→ THE TASK:
Please rewrite the records from the line containing "taskbar-microsoft-store[interactable]: [232, 501, 272, 541]" through the line containing "network-button[interactable]: [920, 507, 946, 532]", replacing "interactable" with "clickable" and leaving everything else unchanged.

→ Region boundary data:

__________________________________________________

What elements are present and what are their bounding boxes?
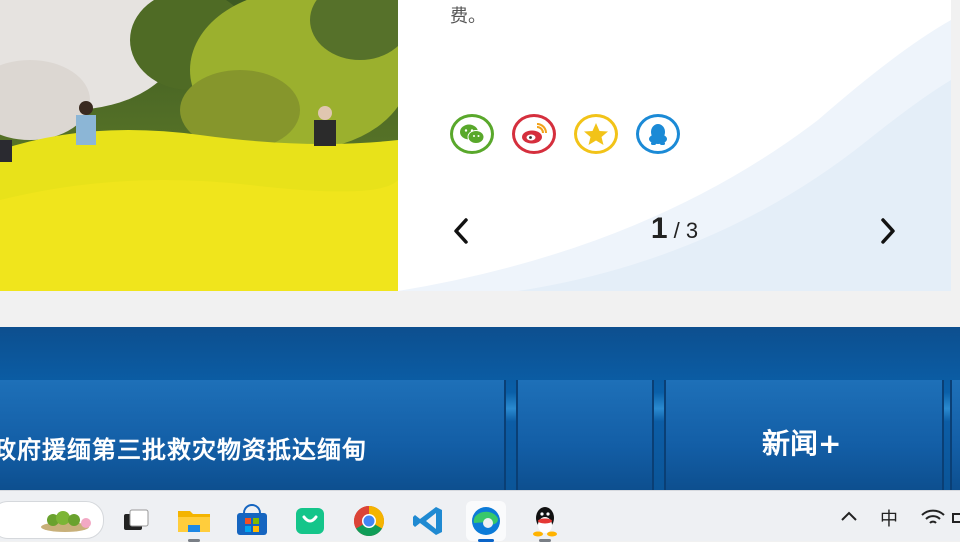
taskbar-microsoft-store[interactable]: [232, 501, 272, 541]
chrome-icon: [353, 506, 385, 537]
headline-panel: 政府援缅第三批救灾物资抵达缅甸: [0, 380, 506, 490]
taskbar-file-explorer[interactable]: [174, 501, 214, 542]
ime-indicator[interactable]: 中: [880, 505, 898, 531]
share-qq-button[interactable]: [636, 114, 680, 154]
wechat-icon: [460, 124, 485, 144]
banner-headline[interactable]: 政府援缅第三批救灾物资抵达缅甸: [0, 430, 367, 465]
share-weibo-button[interactable]: [512, 114, 556, 154]
chevron-right-icon: [881, 218, 895, 244]
article-snippet: 费。: [450, 6, 486, 27]
edge-icon: [472, 507, 500, 535]
taskbar-chrome[interactable]: [349, 501, 389, 541]
article-card: 费。 1 / 3: [398, 0, 951, 291]
vscode-icon: [413, 507, 442, 535]
current-page: 1: [650, 212, 668, 245]
windows-taskbar: 中: [0, 490, 960, 542]
folder-icon: [178, 511, 210, 532]
task-view-icon: [124, 509, 149, 530]
article-photo: [0, 0, 398, 291]
store-icon: [237, 504, 267, 535]
total-pages: / 3: [667, 218, 699, 243]
taskbar-edge[interactable]: [466, 501, 506, 542]
volume-icon[interactable]: [952, 513, 960, 523]
news-banner: 政府援缅第三批救灾物资抵达缅甸 新闻+: [0, 327, 960, 490]
taskbar-search-box[interactable]: [0, 501, 104, 539]
weibo-icon: [522, 123, 547, 144]
chevron-up-icon: [841, 511, 857, 521]
taskbar-vscode[interactable]: [408, 501, 448, 541]
share-qzone-button[interactable]: [574, 114, 618, 154]
network-button[interactable]: [920, 507, 946, 532]
next-image-button[interactable]: [869, 210, 905, 252]
page-gutter: [951, 0, 960, 291]
qzone-star-icon: [584, 123, 608, 145]
taskbar-shopping-app[interactable]: [290, 501, 330, 541]
banner-divider-panel: [516, 380, 654, 490]
share-bar: [450, 114, 680, 154]
taskbar-task-view[interactable]: [114, 501, 154, 541]
wifi-icon: [921, 509, 945, 524]
news-plus-link[interactable]: 新闻+: [762, 422, 841, 462]
search-highlight-icon: [41, 511, 91, 532]
shopping-bag-icon: [296, 508, 324, 534]
qq-icon: [533, 507, 557, 537]
qq-penguin-icon: [649, 124, 667, 145]
banner-edge-panel: [950, 380, 960, 490]
share-wechat-button[interactable]: [450, 114, 494, 154]
page-counter: 1 / 3: [438, 212, 911, 246]
tray-overflow-button[interactable]: [838, 507, 860, 530]
taskbar-qq[interactable]: [525, 501, 565, 542]
image-pager: 1 / 3: [438, 210, 911, 252]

__________________________________________________

→ RESPONSE:
taskbar-microsoft-store[clickable]: [232, 501, 272, 541]
chrome-icon: [353, 506, 385, 537]
headline-panel: 政府援缅第三批救灾物资抵达缅甸: [0, 380, 506, 490]
taskbar-file-explorer[clickable]: [174, 501, 214, 542]
ime-indicator[clickable]: 中: [880, 505, 898, 531]
share-qq-button[clickable]: [636, 114, 680, 154]
wechat-icon: [460, 124, 485, 144]
banner-headline[clickable]: 政府援缅第三批救灾物资抵达缅甸: [0, 430, 367, 465]
share-weibo-button[clickable]: [512, 114, 556, 154]
chevron-right-icon: [881, 218, 895, 244]
article-snippet: 费。: [450, 6, 486, 27]
edge-icon: [472, 507, 500, 535]
taskbar-chrome[clickable]: [349, 501, 389, 541]
article-card: 费。 1 / 3: [398, 0, 951, 291]
vscode-icon: [413, 507, 442, 535]
current-page: 1: [650, 212, 668, 245]
windows-taskbar: 中: [0, 490, 960, 542]
folder-icon: [178, 511, 210, 532]
task-view-icon: [124, 509, 149, 530]
article-photo: [0, 0, 398, 291]
store-icon: [237, 504, 267, 535]
total-pages: / 3: [667, 218, 699, 243]
taskbar-edge[clickable]: [466, 501, 506, 542]
volume-icon[clickable]: [952, 513, 960, 523]
news-banner: 政府援缅第三批救灾物资抵达缅甸 新闻+: [0, 327, 960, 490]
taskbar-search-box[clickable]: [0, 501, 104, 539]
weibo-icon: [522, 123, 547, 144]
chevron-up-icon: [841, 511, 857, 521]
taskbar-vscode[clickable]: [408, 501, 448, 541]
share-qzone-button[clickable]: [574, 114, 618, 154]
network-button[clickable]: [920, 507, 946, 532]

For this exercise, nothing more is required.